**TASK**
Pictures do not belong in your copy. Repeat all the other data exactly.

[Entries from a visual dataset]
□ □ □ □ □

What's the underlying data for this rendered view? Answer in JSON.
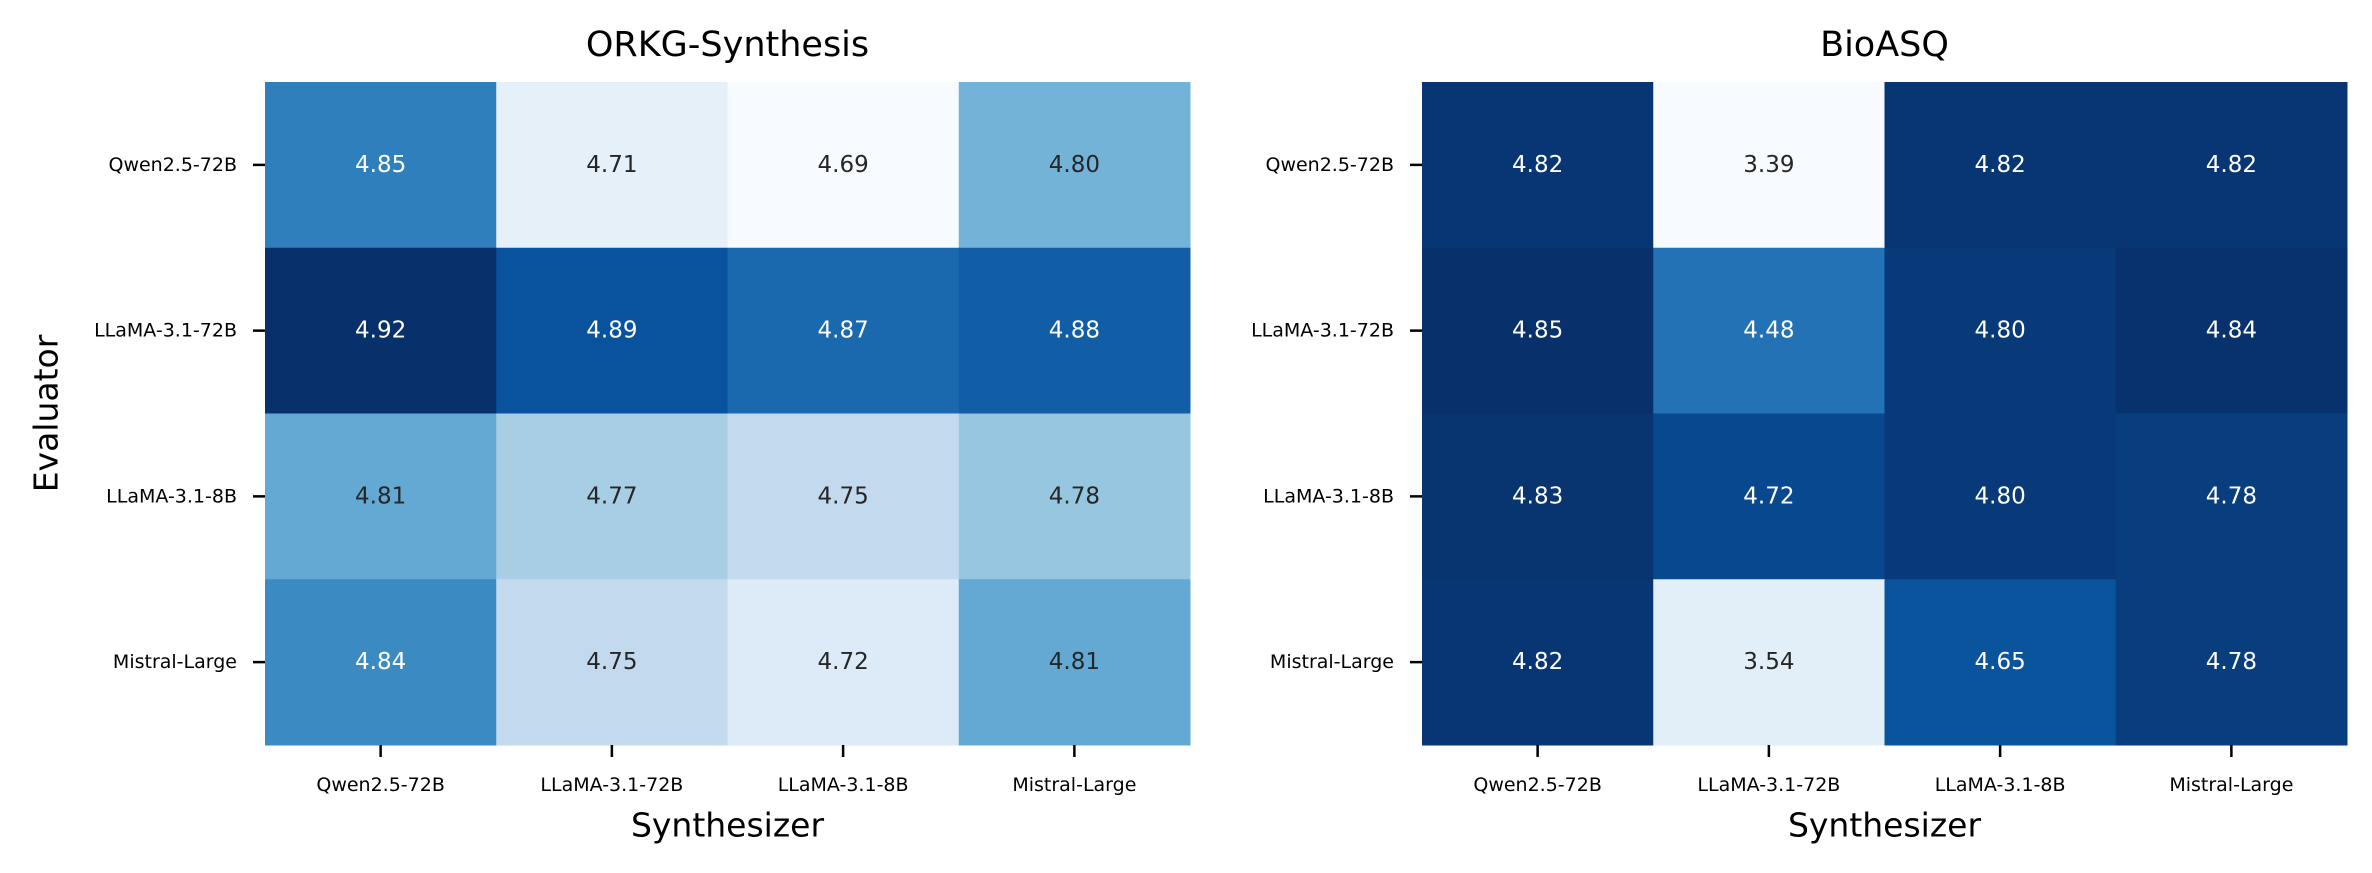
{
  "chart_data": [
    {
      "type": "heatmap",
      "title": "ORKG-Synthesis",
      "xlabel": "Synthesizer",
      "ylabel": "Evaluator",
      "x_categories": [
        "Qwen2.5-72B",
        "LLaMA-3.1-72B",
        "LLaMA-3.1-8B",
        "Mistral-Large"
      ],
      "y_categories": [
        "Qwen2.5-72B",
        "LLaMA-3.1-72B",
        "LLaMA-3.1-8B",
        "Mistral-Large"
      ],
      "values": [
        [
          4.85,
          4.71,
          4.69,
          4.8
        ],
        [
          4.92,
          4.89,
          4.87,
          4.88
        ],
        [
          4.81,
          4.77,
          4.75,
          4.78
        ],
        [
          4.84,
          4.75,
          4.72,
          4.81
        ]
      ],
      "color_range": [
        4.69,
        4.92
      ],
      "colormap": "Blues"
    },
    {
      "type": "heatmap",
      "title": "BioASQ",
      "xlabel": "Synthesizer",
      "ylabel": "",
      "x_categories": [
        "Qwen2.5-72B",
        "LLaMA-3.1-72B",
        "LLaMA-3.1-8B",
        "Mistral-Large"
      ],
      "y_categories": [
        "Qwen2.5-72B",
        "LLaMA-3.1-72B",
        "LLaMA-3.1-8B",
        "Mistral-Large"
      ],
      "values": [
        [
          4.82,
          3.39,
          4.82,
          4.82
        ],
        [
          4.85,
          4.48,
          4.8,
          4.84
        ],
        [
          4.83,
          4.72,
          4.8,
          4.78
        ],
        [
          4.82,
          3.54,
          4.65,
          4.78
        ]
      ],
      "color_range": [
        3.39,
        4.85
      ],
      "colormap": "Blues"
    }
  ]
}
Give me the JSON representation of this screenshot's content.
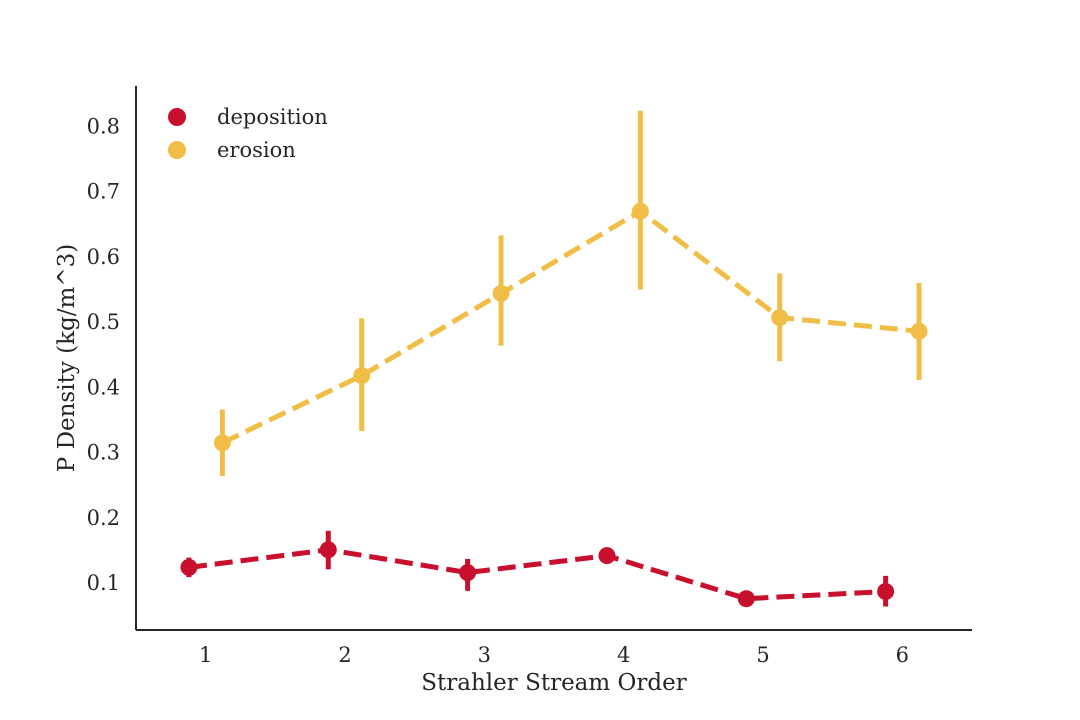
{
  "chart_data": {
    "type": "line",
    "title": "",
    "xlabel": "Strahler Stream Order",
    "ylabel": "P Density (kg/m^3)",
    "categories": [
      "1",
      "2",
      "3",
      "4",
      "5",
      "6"
    ],
    "xlim": [
      0.5,
      6.5
    ],
    "ylim": [
      0.028,
      0.862
    ],
    "yticks": [
      0.1,
      0.2,
      0.3,
      0.4,
      0.5,
      0.6,
      0.7,
      0.8
    ],
    "ytick_labels": [
      "0.1",
      "0.2",
      "0.3",
      "0.4",
      "0.5",
      "0.6",
      "0.7",
      "0.8"
    ],
    "grid": false,
    "legend": {
      "position": "top-left"
    },
    "series": [
      {
        "name": "deposition",
        "color": "#c8102e",
        "x": [
          1,
          2,
          3,
          4,
          5,
          6
        ],
        "values": [
          0.124,
          0.151,
          0.116,
          0.142,
          0.076,
          0.087
        ],
        "ci_low": [
          0.109,
          0.121,
          0.088,
          0.131,
          0.068,
          0.064
        ],
        "ci_high": [
          0.139,
          0.18,
          0.137,
          0.153,
          0.084,
          0.111
        ]
      },
      {
        "name": "erosion",
        "color": "#f0be46",
        "x": [
          1,
          2,
          3,
          4,
          5,
          6
        ],
        "values": [
          0.315,
          0.418,
          0.544,
          0.67,
          0.507,
          0.486
        ],
        "ci_low": [
          0.264,
          0.333,
          0.464,
          0.55,
          0.44,
          0.411
        ],
        "ci_high": [
          0.366,
          0.506,
          0.633,
          0.824,
          0.575,
          0.56
        ]
      }
    ]
  }
}
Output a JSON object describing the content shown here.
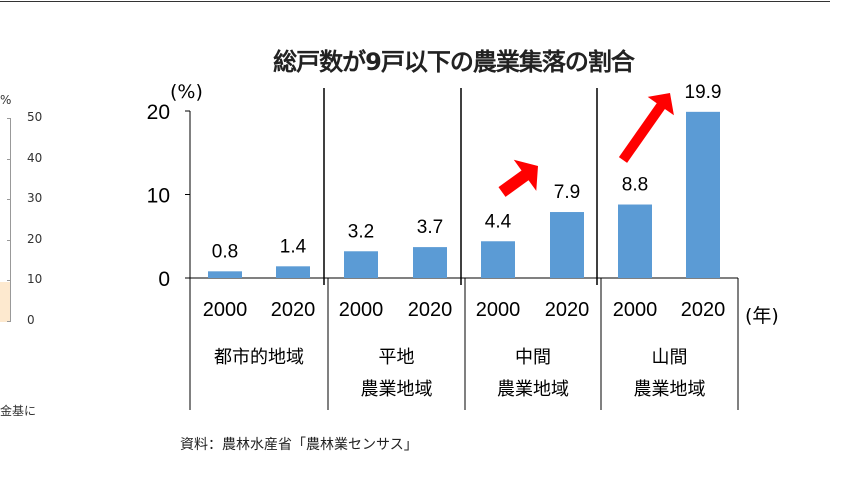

□ □ □ □ □

**ANSWER IN FULL**
What's the underlying data for this rendered view? Answer in JSON.
{
  "chart_data": [
    {
      "type": "heatmap",
      "title": "ORKG-Synthesis",
      "xlabel": "Synthesizer",
      "ylabel": "Evaluator",
      "x_categories": [
        "Qwen2.5-72B",
        "LLaMA-3.1-72B",
        "LLaMA-3.1-8B",
        "Mistral-Large"
      ],
      "y_categories": [
        "Qwen2.5-72B",
        "LLaMA-3.1-72B",
        "LLaMA-3.1-8B",
        "Mistral-Large"
      ],
      "values": [
        [
          4.85,
          4.71,
          4.69,
          4.8
        ],
        [
          4.92,
          4.89,
          4.87,
          4.88
        ],
        [
          4.81,
          4.77,
          4.75,
          4.78
        ],
        [
          4.84,
          4.75,
          4.72,
          4.81
        ]
      ],
      "color_range": [
        4.69,
        4.92
      ],
      "colormap": "Blues"
    },
    {
      "type": "heatmap",
      "title": "BioASQ",
      "xlabel": "Synthesizer",
      "ylabel": "",
      "x_categories": [
        "Qwen2.5-72B",
        "LLaMA-3.1-72B",
        "LLaMA-3.1-8B",
        "Mistral-Large"
      ],
      "y_categories": [
        "Qwen2.5-72B",
        "LLaMA-3.1-72B",
        "LLaMA-3.1-8B",
        "Mistral-Large"
      ],
      "values": [
        [
          4.82,
          3.39,
          4.82,
          4.82
        ],
        [
          4.85,
          4.48,
          4.8,
          4.84
        ],
        [
          4.83,
          4.72,
          4.8,
          4.78
        ],
        [
          4.82,
          3.54,
          4.65,
          4.78
        ]
      ],
      "color_range": [
        3.39,
        4.85
      ],
      "colormap": "Blues"
    }
  ]
}
Give me the JSON representation of this screenshot's content.
{
  "chart_data": {
    "type": "line",
    "title": "",
    "xlabel": "Strahler Stream Order",
    "ylabel": "P Density (kg/m^3)",
    "categories": [
      "1",
      "2",
      "3",
      "4",
      "5",
      "6"
    ],
    "xlim": [
      0.5,
      6.5
    ],
    "ylim": [
      0.028,
      0.862
    ],
    "yticks": [
      0.1,
      0.2,
      0.3,
      0.4,
      0.5,
      0.6,
      0.7,
      0.8
    ],
    "ytick_labels": [
      "0.1",
      "0.2",
      "0.3",
      "0.4",
      "0.5",
      "0.6",
      "0.7",
      "0.8"
    ],
    "grid": false,
    "legend": {
      "position": "top-left"
    },
    "series": [
      {
        "name": "deposition",
        "color": "#c8102e",
        "x": [
          1,
          2,
          3,
          4,
          5,
          6
        ],
        "values": [
          0.124,
          0.151,
          0.116,
          0.142,
          0.076,
          0.087
        ],
        "ci_low": [
          0.109,
          0.121,
          0.088,
          0.131,
          0.068,
          0.064
        ],
        "ci_high": [
          0.139,
          0.18,
          0.137,
          0.153,
          0.084,
          0.111
        ]
      },
      {
        "name": "erosion",
        "color": "#f0be46",
        "x": [
          1,
          2,
          3,
          4,
          5,
          6
        ],
        "values": [
          0.315,
          0.418,
          0.544,
          0.67,
          0.507,
          0.486
        ],
        "ci_low": [
          0.264,
          0.333,
          0.464,
          0.55,
          0.44,
          0.411
        ],
        "ci_high": [
          0.366,
          0.506,
          0.633,
          0.824,
          0.575,
          0.56
        ]
      }
    ]
  }
}
Output a JSON object describing the content shown here.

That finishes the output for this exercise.